>> START Material provided
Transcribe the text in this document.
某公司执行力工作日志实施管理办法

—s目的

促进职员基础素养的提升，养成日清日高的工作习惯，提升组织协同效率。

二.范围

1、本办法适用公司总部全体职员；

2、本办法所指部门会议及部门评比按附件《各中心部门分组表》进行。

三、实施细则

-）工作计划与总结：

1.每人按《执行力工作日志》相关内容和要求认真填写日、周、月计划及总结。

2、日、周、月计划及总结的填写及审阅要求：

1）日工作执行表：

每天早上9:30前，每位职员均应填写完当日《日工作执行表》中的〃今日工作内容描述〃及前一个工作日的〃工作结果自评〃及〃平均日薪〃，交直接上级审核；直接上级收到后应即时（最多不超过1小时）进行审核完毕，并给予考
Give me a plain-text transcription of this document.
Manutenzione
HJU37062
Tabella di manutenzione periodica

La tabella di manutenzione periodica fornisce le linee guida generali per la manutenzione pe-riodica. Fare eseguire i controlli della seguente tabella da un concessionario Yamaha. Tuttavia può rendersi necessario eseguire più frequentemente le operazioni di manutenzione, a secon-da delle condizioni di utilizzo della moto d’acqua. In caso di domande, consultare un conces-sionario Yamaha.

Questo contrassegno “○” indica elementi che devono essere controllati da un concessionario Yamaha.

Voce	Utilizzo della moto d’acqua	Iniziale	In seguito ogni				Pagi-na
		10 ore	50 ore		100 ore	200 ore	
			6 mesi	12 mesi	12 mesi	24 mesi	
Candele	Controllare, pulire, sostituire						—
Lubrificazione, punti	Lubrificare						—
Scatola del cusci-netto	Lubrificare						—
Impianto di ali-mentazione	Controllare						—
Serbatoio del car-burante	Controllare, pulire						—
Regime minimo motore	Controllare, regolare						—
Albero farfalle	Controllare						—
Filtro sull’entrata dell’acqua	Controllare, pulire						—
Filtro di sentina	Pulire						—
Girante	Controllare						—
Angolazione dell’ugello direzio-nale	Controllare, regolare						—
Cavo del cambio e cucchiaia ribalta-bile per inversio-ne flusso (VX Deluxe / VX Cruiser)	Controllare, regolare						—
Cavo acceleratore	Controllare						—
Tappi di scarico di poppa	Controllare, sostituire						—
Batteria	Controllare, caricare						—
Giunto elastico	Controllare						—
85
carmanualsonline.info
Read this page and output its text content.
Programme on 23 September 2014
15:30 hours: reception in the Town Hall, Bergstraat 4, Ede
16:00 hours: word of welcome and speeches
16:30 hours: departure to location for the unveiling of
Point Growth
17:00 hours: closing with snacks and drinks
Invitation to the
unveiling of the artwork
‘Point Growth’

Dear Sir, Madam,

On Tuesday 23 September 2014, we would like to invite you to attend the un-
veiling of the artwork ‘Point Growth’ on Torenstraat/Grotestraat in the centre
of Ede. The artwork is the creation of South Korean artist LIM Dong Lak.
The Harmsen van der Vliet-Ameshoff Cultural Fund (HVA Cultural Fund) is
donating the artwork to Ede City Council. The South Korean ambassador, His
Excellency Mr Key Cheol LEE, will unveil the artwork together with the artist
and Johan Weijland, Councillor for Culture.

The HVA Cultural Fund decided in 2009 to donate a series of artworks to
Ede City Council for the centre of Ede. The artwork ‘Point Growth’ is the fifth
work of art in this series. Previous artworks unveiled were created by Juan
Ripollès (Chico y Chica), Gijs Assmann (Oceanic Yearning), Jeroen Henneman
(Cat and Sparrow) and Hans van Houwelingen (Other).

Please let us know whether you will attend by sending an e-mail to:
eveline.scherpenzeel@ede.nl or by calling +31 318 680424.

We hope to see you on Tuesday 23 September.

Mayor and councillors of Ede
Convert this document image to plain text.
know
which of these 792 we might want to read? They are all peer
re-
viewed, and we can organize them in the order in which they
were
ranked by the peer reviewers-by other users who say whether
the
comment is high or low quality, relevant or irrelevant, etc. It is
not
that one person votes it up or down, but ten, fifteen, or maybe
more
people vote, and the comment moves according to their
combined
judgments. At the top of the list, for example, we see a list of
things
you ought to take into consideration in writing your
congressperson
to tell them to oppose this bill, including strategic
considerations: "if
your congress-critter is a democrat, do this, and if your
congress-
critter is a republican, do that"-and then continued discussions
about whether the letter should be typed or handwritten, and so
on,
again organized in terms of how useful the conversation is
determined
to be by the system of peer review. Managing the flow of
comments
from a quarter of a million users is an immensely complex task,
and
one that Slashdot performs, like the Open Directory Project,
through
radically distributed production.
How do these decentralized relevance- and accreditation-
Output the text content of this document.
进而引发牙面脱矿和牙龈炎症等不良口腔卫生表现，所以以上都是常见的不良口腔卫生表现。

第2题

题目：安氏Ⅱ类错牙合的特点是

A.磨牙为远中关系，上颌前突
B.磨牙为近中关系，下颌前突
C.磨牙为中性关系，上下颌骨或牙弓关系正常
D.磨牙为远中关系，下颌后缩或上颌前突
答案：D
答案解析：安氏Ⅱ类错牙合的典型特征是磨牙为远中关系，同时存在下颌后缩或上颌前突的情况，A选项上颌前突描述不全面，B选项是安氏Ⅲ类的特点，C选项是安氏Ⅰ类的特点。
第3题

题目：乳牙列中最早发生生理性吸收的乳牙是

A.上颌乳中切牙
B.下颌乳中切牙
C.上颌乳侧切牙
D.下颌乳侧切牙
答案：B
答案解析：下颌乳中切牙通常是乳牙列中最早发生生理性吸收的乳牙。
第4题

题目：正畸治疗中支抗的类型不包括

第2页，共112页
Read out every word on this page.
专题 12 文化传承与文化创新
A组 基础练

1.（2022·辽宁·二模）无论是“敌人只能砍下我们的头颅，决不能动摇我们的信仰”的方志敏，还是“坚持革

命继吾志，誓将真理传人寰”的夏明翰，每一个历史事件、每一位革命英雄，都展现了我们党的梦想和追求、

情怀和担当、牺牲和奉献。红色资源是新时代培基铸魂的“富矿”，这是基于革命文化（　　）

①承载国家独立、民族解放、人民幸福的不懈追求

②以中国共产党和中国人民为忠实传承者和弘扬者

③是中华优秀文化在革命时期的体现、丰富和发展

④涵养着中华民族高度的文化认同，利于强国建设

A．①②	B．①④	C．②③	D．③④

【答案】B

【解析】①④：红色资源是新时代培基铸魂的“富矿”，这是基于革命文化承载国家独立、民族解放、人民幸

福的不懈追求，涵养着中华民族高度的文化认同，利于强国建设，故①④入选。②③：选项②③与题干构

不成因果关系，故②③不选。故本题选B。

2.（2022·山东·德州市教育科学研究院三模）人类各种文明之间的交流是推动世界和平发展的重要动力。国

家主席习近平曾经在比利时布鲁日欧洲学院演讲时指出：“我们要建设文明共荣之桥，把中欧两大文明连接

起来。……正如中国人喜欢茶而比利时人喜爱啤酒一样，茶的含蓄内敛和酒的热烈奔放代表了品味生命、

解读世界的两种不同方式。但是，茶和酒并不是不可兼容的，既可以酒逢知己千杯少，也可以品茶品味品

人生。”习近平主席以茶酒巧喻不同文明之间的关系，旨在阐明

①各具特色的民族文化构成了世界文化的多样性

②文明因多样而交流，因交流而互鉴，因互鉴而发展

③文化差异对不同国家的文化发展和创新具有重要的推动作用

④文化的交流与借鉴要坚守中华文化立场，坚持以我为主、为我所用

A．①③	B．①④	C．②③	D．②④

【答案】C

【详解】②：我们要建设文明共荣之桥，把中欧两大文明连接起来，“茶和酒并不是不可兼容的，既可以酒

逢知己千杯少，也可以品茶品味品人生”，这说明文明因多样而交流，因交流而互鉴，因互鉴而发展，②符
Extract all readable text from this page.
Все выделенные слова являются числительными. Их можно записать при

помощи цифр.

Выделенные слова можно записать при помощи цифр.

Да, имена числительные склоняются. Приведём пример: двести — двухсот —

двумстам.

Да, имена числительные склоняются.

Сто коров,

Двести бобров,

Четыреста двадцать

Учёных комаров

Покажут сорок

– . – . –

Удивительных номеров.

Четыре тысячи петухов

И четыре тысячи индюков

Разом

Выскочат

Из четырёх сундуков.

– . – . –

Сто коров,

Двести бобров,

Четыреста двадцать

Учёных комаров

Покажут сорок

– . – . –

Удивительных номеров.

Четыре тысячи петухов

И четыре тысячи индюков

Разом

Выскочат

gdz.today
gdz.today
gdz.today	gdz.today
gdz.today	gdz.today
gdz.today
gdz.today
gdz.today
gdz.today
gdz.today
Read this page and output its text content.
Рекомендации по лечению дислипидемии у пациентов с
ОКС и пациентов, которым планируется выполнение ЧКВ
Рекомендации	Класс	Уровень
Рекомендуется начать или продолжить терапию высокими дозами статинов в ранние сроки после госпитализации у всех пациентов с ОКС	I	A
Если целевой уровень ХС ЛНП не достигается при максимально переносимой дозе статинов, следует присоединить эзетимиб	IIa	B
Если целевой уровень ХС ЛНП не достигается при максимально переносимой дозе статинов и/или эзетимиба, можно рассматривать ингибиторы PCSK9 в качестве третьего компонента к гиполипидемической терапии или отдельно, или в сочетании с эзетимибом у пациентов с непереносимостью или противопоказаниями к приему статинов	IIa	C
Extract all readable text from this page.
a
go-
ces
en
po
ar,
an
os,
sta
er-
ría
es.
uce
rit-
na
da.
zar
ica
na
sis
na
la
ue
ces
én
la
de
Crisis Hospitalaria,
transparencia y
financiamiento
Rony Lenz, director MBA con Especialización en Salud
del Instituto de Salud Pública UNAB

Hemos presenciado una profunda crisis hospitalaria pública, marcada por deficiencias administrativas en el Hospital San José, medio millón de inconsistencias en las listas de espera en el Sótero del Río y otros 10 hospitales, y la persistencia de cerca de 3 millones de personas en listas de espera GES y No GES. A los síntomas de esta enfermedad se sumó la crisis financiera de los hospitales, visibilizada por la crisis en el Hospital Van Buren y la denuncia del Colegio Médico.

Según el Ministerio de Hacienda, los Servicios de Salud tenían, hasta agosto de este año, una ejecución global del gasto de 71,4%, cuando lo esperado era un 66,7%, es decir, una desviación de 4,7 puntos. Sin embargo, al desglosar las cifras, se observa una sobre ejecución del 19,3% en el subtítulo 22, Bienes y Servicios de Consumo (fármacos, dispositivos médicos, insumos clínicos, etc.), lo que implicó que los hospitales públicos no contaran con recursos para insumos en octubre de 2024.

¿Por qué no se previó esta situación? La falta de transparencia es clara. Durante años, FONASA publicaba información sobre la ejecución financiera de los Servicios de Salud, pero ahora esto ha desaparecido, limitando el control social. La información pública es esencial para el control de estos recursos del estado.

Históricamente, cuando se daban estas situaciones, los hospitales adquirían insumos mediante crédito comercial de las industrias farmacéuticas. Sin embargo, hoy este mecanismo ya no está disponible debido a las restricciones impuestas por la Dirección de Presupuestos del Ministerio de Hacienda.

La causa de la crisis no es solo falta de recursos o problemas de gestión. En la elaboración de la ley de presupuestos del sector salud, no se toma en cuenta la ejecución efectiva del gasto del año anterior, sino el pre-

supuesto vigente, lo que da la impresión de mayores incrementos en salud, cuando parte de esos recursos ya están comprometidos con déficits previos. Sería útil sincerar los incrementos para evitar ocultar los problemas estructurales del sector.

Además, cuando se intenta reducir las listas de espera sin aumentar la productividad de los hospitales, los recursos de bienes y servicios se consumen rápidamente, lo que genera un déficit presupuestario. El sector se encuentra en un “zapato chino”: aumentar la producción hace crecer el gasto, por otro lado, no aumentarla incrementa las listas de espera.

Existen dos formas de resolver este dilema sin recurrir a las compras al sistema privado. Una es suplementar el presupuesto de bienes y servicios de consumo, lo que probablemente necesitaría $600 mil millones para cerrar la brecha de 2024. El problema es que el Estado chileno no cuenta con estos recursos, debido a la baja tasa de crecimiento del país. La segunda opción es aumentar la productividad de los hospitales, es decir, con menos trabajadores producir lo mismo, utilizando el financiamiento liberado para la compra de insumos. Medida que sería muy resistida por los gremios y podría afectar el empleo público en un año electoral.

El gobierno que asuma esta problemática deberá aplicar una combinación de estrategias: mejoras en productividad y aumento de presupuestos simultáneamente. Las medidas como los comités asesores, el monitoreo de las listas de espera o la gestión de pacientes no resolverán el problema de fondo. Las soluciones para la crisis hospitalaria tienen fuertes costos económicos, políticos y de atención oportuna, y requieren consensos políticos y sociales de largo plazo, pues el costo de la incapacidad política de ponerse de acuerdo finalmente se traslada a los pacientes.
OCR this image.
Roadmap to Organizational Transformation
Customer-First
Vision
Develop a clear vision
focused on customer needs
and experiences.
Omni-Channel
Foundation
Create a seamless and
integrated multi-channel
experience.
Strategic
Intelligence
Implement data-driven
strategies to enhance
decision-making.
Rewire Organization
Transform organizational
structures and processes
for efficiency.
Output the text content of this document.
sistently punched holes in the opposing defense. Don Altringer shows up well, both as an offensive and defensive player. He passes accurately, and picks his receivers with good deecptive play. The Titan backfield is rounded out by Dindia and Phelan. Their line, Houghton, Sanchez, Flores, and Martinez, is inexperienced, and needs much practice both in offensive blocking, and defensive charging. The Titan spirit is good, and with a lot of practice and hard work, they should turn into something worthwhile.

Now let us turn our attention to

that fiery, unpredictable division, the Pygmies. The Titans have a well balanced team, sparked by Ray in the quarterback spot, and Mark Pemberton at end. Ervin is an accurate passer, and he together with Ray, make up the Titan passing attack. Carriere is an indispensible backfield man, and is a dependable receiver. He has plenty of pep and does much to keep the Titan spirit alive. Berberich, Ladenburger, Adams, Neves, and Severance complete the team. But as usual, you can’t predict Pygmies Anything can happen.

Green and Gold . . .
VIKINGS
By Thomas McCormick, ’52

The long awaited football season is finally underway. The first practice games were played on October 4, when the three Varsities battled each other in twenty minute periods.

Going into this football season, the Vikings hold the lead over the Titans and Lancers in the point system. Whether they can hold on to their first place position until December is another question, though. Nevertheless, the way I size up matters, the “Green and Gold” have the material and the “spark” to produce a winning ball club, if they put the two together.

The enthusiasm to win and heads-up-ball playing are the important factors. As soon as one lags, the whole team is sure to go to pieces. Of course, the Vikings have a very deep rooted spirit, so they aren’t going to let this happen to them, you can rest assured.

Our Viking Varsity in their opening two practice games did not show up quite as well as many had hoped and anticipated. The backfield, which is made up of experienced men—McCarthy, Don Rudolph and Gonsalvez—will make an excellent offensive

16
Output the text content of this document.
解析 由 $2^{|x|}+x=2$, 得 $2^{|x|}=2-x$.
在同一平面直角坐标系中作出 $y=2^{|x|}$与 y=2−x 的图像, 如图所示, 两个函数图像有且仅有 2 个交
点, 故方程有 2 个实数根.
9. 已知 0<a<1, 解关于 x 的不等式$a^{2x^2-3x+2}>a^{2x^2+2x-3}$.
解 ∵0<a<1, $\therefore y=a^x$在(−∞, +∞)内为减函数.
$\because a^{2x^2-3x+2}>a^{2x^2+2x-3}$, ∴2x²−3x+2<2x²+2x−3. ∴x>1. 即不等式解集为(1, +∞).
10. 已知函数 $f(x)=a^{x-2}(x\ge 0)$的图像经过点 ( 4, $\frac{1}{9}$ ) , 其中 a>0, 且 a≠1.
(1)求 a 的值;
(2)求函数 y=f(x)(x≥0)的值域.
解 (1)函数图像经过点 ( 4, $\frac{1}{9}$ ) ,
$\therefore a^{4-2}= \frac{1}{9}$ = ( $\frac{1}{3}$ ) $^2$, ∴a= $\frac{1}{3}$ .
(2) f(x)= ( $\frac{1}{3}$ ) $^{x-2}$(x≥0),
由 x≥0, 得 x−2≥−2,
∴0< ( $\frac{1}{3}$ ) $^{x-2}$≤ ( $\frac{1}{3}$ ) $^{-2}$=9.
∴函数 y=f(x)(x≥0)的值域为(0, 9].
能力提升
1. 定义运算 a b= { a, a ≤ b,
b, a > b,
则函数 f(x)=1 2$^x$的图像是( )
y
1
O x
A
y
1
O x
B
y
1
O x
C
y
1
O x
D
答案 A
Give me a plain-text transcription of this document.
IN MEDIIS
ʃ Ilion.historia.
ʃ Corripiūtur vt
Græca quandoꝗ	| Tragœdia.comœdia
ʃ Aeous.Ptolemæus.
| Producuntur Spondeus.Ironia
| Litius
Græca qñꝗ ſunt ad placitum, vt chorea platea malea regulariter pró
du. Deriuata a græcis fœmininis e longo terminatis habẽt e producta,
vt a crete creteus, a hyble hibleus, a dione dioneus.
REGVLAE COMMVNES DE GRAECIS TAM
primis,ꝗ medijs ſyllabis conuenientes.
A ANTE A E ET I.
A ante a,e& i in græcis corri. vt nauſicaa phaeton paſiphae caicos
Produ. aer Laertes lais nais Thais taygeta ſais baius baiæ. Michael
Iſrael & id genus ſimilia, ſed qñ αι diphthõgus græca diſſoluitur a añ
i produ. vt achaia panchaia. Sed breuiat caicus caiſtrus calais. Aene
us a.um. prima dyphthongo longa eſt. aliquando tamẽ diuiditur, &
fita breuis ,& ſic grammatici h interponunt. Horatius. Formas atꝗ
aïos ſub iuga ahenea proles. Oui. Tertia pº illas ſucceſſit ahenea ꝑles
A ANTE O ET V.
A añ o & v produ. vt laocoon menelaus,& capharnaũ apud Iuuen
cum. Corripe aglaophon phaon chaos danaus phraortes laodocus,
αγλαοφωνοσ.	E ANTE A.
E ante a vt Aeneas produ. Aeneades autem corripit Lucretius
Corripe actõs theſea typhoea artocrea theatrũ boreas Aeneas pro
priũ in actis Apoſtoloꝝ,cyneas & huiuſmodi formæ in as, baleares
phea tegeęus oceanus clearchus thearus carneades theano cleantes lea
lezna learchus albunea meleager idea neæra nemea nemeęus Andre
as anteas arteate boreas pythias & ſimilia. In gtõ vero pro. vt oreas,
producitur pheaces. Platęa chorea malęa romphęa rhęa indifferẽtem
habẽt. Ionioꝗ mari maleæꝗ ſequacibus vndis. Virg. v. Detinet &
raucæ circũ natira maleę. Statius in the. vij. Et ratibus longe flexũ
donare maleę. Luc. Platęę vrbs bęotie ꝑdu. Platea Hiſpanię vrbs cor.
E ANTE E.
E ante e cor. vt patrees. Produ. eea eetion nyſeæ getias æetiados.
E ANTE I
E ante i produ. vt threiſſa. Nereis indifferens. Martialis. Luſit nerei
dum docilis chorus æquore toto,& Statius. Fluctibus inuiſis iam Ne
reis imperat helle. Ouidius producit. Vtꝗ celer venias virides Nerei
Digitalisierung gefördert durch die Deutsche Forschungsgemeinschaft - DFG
>> END Material provided
[Problem details] Look through the entries above; copy every line holding the string "artworks".

[Solution]
The HVA Cultural Fund decided in 2009 to donate a series of artworks to
work of art in this series. Previous artworks unveiled were created by Juan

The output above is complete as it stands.